** Start of DATA FOR PROCESSING **
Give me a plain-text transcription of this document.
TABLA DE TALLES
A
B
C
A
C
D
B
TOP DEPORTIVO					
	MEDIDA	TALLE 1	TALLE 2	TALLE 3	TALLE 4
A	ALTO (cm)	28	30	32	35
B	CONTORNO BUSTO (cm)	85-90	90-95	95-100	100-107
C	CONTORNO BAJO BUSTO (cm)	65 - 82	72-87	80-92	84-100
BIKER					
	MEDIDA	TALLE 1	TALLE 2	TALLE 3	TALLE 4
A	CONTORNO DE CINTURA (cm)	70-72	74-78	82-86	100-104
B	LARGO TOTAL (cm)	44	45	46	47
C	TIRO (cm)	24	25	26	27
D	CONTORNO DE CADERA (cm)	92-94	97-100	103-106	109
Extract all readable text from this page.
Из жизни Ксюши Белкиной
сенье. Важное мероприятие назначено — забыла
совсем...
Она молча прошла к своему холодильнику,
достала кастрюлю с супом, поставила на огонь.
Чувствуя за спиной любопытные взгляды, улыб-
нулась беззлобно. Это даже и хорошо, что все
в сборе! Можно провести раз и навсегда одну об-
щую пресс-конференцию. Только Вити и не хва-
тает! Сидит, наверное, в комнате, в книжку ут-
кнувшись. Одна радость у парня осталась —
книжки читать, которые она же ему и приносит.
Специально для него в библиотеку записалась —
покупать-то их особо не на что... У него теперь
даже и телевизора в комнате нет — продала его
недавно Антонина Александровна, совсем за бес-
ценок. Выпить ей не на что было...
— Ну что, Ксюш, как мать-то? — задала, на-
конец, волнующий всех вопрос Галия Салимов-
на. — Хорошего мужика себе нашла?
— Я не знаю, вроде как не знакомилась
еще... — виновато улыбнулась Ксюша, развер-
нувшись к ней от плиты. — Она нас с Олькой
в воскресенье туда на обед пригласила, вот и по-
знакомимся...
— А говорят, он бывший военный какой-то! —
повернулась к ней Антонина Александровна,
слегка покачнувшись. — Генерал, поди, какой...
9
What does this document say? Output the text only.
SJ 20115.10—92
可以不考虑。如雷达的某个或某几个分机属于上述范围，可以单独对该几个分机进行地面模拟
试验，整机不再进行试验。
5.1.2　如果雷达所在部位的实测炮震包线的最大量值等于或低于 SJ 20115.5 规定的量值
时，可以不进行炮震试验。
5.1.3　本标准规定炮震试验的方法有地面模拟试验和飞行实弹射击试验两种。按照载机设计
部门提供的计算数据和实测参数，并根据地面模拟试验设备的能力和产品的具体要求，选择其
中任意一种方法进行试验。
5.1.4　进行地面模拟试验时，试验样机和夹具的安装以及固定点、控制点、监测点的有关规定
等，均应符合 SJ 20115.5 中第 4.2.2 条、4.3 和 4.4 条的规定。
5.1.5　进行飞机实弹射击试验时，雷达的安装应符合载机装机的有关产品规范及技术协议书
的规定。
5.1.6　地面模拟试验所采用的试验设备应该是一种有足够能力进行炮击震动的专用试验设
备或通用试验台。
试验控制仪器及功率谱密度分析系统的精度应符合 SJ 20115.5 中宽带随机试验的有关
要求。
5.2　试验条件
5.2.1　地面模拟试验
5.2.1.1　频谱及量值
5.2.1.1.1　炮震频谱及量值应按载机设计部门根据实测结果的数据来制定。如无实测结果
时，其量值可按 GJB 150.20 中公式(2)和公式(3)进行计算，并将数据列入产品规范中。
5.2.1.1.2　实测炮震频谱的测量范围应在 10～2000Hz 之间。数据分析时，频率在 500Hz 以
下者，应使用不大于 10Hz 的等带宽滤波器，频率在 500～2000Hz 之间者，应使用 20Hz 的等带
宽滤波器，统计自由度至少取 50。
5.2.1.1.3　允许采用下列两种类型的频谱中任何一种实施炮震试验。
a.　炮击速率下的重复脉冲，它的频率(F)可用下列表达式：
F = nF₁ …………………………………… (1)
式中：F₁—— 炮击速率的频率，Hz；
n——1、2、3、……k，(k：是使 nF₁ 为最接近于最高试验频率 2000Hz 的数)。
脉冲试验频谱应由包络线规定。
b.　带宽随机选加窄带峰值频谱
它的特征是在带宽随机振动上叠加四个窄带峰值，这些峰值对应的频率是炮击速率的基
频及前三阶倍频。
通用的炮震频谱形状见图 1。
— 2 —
** End of DATA FOR PROCESSING **
REQUIRED WORK. From the data above, gather every line that includes the word "BUSTO".

EXERCISE RESULT.
B	CONTORNO BUSTO (cm)	85-90	90-95	95-100	100-107
C	CONTORNO BAJO BUSTO (cm)	65 - 82	72-87	80-92	84-100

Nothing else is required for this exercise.